Texto base »
-*-*-

Auge y caída de la FIL de Guadalajara
El futuro de la feria del libro se ve amenazado por la hostilidad del Gobierno mexicano, el populismo y el avance digital

Ilustración de Alejandra Svriz.
La Feria Internacional del Libro de Guadalajara (FIL) funciona porque ocupa un espacio que ninguna otra feria del mundo hispanohablante ha logrado cubrir con la misma eficacia. Desde su fundación, en 1987, por Raúl Padilla López, a través de la Universidad de Guadalajara (UDG), la feria aprovechó un vacío. En Barcelona, sede de la industria editorial en español, el impulso institucional ha estado centrado más en la promoción del catalán que en el liderazgo del idioma compartido, con la ceguera que solo otorga el «fanatismo de la identidad» y bajo la ridícula asunción de que son incompatibles. En Madrid, la Feria del Libro del Retiro —excepcional caso de una iniciativa de la República que se mantuvo en la dictadura— es una feria del gremio de los libreros, lo que la imposibilita congénitamente para ser una plataforma global para editores, agentes y profesionales. Buenos Aires, con una feria popular y arraigada, sufre las limitaciones de una economía inestable y de una gran distancia física. La Ciudad de México es demasiado caótica. Guadalajara, en cambio, reúne condiciones particulares: es una ciudad importante, bien comunicada por avión, con una identidad cultural fuerte, una universidad pública poderosa y vínculos naturales con Estados Unidos.
Más allá de las condiciones geográficas y culturales, el verdadero motivo del éxito de la FIL es que funciona económicamente. Los editores, tanto grandes como pequeños, locales como extranjeros, están dispuestos a asumir los altos costos de participación —desde el montaje de stands hasta el traslado y hospedaje de equipos completos— porque las ventas acompañan y justifican la inversión. Guadalajara ofrece un ecosistema fértil para ello: tiene una tradición lectora sólida (más hija del seminario que de la revolución), y ha sabido conectar su sistema educativo con la feria. Las cifras de asistencia y compra de libros lo confirman año tras año. La FIL demuestra que las bodas entre una iniciativa pública y la lógica del mercado engendran sus mejores hijos. Es una feria sostenida por subsidios y una política cultural, pero también por la libre decisión de las editoriales que participan, porque encuentran un retorno a su inversión.

-*-*-

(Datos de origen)

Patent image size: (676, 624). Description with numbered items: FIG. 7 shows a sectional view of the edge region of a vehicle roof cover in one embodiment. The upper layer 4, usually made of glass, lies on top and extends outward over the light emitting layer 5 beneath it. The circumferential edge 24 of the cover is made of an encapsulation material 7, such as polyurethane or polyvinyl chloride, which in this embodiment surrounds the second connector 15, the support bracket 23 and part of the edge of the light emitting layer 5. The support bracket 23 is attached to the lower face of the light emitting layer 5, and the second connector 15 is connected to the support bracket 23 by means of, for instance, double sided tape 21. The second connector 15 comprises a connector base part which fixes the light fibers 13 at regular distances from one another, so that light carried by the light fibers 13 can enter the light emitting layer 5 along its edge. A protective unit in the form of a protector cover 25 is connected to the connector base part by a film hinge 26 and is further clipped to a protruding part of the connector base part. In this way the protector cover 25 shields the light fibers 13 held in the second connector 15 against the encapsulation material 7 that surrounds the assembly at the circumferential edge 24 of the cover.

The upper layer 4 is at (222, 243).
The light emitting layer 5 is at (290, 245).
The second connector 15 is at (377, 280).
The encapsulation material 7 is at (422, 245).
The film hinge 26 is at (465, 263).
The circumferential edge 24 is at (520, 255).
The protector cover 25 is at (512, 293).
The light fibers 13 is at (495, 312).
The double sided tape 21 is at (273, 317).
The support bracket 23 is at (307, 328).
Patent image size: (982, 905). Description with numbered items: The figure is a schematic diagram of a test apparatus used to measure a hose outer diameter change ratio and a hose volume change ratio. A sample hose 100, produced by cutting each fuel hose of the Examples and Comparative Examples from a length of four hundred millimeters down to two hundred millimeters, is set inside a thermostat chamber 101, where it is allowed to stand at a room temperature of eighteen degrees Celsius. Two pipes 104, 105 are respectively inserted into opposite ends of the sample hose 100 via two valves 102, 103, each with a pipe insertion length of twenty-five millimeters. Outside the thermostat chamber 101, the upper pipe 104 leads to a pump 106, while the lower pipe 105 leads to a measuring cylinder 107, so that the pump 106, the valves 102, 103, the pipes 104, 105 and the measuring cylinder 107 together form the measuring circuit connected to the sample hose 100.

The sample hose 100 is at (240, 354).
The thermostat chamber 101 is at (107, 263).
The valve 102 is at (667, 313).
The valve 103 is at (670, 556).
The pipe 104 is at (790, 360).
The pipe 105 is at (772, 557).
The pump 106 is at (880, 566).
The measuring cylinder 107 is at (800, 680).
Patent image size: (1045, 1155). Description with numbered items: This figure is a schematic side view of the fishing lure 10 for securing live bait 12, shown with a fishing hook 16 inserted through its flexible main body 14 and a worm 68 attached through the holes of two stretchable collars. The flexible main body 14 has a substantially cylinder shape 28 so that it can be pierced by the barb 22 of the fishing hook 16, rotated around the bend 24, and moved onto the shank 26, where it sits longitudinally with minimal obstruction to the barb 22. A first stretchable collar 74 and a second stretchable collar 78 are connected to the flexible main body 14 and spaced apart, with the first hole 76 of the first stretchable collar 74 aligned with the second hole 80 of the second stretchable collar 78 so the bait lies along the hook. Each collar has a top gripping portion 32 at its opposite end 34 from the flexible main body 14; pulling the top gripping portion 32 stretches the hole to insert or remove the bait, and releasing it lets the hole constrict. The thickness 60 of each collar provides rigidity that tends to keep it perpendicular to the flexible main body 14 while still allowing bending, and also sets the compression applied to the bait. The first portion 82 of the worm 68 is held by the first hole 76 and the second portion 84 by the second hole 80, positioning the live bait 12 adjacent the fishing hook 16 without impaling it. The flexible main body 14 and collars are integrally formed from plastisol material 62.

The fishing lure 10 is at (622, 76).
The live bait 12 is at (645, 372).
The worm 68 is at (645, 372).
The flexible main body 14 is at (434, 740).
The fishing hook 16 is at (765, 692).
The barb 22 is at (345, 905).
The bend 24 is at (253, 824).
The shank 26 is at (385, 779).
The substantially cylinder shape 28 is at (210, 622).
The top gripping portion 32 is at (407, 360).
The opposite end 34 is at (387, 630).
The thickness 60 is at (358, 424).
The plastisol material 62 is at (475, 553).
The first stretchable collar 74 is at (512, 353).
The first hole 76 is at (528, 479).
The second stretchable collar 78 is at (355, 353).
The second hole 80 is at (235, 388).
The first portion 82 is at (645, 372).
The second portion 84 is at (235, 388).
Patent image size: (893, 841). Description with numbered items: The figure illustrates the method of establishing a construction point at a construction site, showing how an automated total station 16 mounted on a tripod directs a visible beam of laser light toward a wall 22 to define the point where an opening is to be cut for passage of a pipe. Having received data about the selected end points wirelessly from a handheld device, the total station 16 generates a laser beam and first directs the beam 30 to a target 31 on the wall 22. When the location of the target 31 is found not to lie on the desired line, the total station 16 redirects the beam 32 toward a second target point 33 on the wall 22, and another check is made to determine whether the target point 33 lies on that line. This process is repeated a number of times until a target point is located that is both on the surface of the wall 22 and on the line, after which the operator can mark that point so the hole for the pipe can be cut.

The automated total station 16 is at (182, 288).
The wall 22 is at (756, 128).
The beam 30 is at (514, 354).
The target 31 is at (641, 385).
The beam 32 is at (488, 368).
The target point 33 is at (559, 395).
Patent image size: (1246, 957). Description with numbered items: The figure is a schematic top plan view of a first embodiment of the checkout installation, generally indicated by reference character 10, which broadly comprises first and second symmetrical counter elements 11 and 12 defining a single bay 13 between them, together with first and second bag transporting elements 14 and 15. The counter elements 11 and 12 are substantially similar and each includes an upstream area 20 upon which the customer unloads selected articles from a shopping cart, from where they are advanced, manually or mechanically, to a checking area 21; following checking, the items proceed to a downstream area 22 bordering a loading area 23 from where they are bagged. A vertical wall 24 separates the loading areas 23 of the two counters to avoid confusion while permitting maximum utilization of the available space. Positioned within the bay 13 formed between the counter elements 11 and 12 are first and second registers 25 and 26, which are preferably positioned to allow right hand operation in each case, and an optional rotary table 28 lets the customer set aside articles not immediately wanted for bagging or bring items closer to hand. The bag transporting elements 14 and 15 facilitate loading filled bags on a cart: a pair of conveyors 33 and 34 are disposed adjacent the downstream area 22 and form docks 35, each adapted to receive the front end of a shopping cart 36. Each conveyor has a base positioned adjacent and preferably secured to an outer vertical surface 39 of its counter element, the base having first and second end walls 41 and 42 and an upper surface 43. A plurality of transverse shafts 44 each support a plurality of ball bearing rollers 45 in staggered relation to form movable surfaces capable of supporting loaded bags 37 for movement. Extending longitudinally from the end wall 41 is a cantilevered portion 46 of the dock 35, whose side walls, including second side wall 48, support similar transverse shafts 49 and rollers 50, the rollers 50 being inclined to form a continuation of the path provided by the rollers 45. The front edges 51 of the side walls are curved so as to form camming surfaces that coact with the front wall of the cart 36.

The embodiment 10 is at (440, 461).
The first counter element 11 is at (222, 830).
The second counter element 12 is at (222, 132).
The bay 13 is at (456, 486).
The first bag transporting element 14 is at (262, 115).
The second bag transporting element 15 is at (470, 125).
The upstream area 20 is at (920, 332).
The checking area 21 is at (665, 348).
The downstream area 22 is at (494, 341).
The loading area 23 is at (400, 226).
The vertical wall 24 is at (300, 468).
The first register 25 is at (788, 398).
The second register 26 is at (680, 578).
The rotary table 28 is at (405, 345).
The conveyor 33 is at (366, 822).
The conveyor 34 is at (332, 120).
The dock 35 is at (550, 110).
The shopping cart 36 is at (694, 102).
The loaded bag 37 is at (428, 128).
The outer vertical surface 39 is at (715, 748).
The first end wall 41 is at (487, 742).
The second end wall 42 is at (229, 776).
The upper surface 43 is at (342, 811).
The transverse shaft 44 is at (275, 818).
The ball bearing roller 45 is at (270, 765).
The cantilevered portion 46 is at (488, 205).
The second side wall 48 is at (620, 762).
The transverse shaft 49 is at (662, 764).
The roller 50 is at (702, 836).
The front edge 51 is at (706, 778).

-*-*-

Trabajo pendiente »
A) Imprime el tramo del texto sobre la FIL de Guadalajara que va desde "Auge y caída" hasta "de Alejandra Svriz.".
B) Según el texto sobre la FIL de Guadalajara, ¿en qué año fundó Raúl Padilla López la feria?
Las entradas no intervienen en esto.

Respuestas »
A)
Auge y caída de la FIL de Guadalajara
El futuro de la feria del libro se ve amenazado por la hostilidad del Gobierno mexicano, el populismo y el avance digital

Ilustración de Alejandra Svriz.

B) En 1987.